- RECORDS SUPPLIED
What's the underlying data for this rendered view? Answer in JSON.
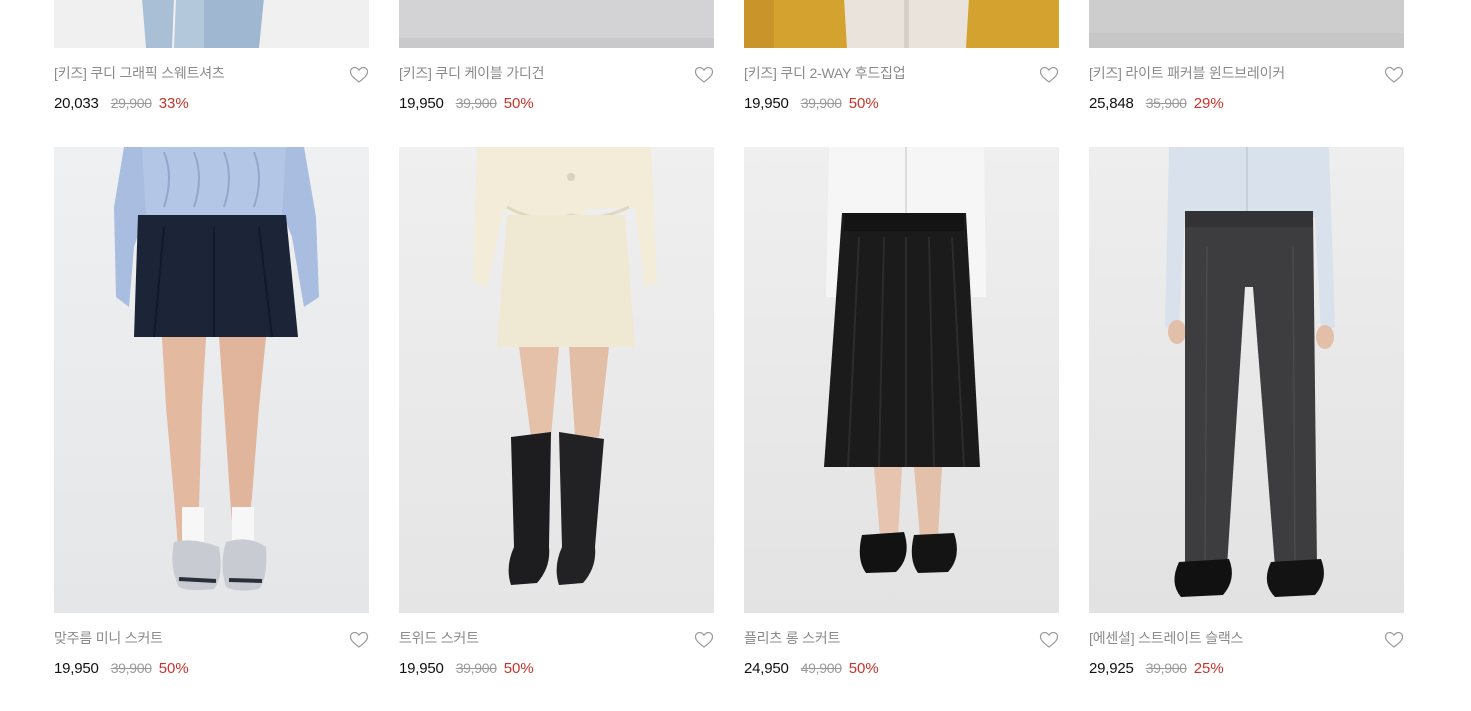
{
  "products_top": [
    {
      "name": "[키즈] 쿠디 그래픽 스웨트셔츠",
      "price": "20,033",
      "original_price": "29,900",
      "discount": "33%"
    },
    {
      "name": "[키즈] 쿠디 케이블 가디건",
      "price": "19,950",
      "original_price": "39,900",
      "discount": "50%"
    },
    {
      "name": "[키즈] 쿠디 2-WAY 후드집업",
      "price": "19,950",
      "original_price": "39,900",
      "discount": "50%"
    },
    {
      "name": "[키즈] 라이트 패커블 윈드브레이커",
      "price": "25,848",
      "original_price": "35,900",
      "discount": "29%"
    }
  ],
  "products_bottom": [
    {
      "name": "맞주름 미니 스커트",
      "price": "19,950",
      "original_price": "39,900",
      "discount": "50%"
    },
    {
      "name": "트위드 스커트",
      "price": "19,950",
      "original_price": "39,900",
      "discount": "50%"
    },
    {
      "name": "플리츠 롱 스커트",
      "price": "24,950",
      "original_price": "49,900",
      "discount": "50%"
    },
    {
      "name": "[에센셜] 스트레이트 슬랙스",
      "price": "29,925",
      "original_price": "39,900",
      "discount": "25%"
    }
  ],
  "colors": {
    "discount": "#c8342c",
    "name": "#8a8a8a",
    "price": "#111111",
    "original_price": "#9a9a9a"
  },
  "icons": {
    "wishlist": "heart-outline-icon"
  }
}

--

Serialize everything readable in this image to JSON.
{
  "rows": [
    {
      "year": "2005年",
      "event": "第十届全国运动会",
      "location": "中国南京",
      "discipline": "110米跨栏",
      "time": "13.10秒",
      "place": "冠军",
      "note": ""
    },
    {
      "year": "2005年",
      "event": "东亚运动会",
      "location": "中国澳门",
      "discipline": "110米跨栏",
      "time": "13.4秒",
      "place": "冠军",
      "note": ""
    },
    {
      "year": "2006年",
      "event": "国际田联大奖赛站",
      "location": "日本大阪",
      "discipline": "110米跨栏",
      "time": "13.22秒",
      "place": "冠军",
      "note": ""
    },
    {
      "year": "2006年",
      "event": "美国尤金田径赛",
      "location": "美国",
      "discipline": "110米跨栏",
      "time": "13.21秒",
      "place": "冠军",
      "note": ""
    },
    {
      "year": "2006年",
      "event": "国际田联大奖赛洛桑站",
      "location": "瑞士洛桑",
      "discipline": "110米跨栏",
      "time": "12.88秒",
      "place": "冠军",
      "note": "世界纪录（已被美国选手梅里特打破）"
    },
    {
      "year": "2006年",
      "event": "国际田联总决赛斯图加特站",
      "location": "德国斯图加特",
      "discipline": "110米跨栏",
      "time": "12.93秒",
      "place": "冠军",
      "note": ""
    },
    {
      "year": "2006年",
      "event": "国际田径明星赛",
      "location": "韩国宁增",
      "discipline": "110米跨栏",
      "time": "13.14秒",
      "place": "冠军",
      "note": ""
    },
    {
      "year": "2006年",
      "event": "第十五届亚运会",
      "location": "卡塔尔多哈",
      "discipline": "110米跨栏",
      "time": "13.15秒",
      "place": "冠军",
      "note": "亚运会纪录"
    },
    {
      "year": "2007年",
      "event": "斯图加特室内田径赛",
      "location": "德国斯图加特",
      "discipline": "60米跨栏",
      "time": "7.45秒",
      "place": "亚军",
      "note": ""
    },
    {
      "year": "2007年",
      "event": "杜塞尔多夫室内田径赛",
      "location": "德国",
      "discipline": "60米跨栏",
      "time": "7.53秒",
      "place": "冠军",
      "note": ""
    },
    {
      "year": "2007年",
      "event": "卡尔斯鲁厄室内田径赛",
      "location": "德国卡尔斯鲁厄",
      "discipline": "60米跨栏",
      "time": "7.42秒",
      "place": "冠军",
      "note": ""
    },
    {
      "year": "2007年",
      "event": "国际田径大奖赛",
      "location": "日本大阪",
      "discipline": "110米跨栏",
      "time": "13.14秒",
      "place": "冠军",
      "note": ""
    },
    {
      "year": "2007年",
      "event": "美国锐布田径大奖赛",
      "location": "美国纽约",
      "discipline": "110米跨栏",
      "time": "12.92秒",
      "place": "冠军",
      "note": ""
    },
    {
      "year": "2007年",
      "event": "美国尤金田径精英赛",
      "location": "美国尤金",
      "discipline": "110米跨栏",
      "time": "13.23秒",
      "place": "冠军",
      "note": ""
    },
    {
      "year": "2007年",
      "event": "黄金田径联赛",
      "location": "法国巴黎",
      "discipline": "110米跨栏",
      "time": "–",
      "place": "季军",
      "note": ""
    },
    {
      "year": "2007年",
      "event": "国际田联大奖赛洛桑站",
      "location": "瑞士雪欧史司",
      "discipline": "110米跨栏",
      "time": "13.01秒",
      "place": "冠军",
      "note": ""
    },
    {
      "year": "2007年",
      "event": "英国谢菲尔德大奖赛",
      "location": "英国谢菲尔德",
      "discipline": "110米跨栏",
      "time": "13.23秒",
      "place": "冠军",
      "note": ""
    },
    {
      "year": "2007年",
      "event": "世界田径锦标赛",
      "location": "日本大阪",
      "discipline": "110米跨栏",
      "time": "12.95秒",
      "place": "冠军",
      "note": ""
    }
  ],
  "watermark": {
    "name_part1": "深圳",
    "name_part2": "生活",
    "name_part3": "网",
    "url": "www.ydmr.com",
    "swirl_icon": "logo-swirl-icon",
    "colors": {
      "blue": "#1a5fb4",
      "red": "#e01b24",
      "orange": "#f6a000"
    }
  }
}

---

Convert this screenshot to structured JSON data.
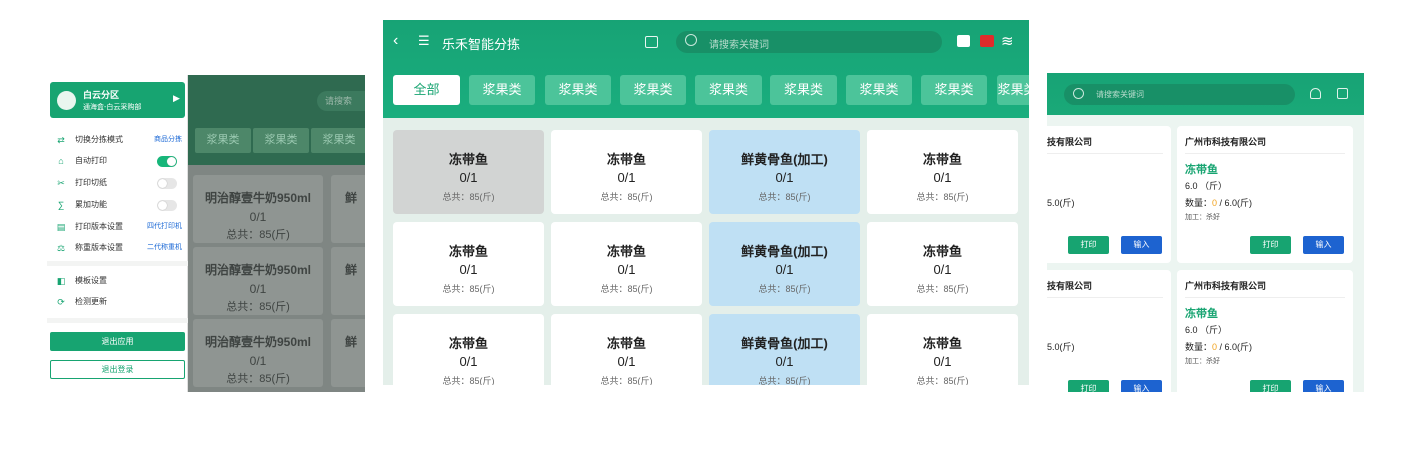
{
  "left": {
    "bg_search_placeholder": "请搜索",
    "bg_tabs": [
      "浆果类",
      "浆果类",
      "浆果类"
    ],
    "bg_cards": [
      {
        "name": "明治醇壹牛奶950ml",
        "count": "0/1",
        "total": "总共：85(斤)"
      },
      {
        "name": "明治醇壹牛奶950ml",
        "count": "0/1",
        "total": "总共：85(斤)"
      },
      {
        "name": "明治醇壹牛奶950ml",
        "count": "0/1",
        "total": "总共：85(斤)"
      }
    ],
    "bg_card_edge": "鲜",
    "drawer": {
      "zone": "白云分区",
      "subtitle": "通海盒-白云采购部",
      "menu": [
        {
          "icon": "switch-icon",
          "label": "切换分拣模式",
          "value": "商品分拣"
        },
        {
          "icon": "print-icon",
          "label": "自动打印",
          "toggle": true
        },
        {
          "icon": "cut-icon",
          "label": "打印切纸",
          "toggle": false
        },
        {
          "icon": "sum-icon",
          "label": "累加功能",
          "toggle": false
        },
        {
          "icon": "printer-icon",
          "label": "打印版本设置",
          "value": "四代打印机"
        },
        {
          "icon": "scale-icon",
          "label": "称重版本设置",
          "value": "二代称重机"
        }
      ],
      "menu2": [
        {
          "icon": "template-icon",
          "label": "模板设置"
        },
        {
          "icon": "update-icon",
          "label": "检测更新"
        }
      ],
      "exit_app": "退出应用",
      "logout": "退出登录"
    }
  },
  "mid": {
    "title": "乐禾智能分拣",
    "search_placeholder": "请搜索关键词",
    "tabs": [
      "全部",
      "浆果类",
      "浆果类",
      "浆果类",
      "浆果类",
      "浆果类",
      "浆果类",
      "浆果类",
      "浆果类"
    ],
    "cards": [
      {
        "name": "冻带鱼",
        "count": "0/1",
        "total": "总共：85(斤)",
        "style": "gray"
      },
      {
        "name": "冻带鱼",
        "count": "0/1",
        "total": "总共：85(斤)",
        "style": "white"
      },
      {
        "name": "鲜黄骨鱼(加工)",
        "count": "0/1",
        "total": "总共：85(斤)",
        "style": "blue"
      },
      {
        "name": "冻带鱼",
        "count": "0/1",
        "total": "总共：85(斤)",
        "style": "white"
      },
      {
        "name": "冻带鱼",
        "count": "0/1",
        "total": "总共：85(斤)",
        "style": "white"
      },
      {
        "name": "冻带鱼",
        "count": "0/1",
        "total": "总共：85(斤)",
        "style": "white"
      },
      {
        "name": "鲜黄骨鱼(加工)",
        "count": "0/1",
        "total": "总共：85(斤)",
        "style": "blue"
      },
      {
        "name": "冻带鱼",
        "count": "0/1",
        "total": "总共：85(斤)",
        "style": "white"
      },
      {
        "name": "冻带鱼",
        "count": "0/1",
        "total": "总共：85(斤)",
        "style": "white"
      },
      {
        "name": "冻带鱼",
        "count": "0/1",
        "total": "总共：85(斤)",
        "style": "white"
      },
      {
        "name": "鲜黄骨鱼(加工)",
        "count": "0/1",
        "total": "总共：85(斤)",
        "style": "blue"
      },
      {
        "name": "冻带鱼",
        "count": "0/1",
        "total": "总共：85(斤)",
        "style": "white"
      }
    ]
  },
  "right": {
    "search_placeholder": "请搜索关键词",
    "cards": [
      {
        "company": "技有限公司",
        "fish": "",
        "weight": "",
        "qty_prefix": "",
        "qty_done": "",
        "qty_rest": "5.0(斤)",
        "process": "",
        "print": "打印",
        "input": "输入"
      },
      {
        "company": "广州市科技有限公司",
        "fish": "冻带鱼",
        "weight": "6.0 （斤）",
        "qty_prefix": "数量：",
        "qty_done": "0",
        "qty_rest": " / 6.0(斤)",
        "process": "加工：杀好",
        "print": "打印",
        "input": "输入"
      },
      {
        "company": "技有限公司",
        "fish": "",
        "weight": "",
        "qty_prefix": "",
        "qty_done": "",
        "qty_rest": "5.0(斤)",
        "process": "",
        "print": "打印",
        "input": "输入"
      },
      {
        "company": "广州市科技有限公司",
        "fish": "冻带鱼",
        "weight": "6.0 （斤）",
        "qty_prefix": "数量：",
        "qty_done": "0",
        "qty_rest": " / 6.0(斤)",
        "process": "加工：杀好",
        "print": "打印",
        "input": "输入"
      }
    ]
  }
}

- YOUR TASK
Report all lines of the material that contain the word "data".

- RESPONSE TO THIS EXERCISE
What's the underlying data for this rendered view? Answer in JSON.
Convert this screenshot to structured JSON data.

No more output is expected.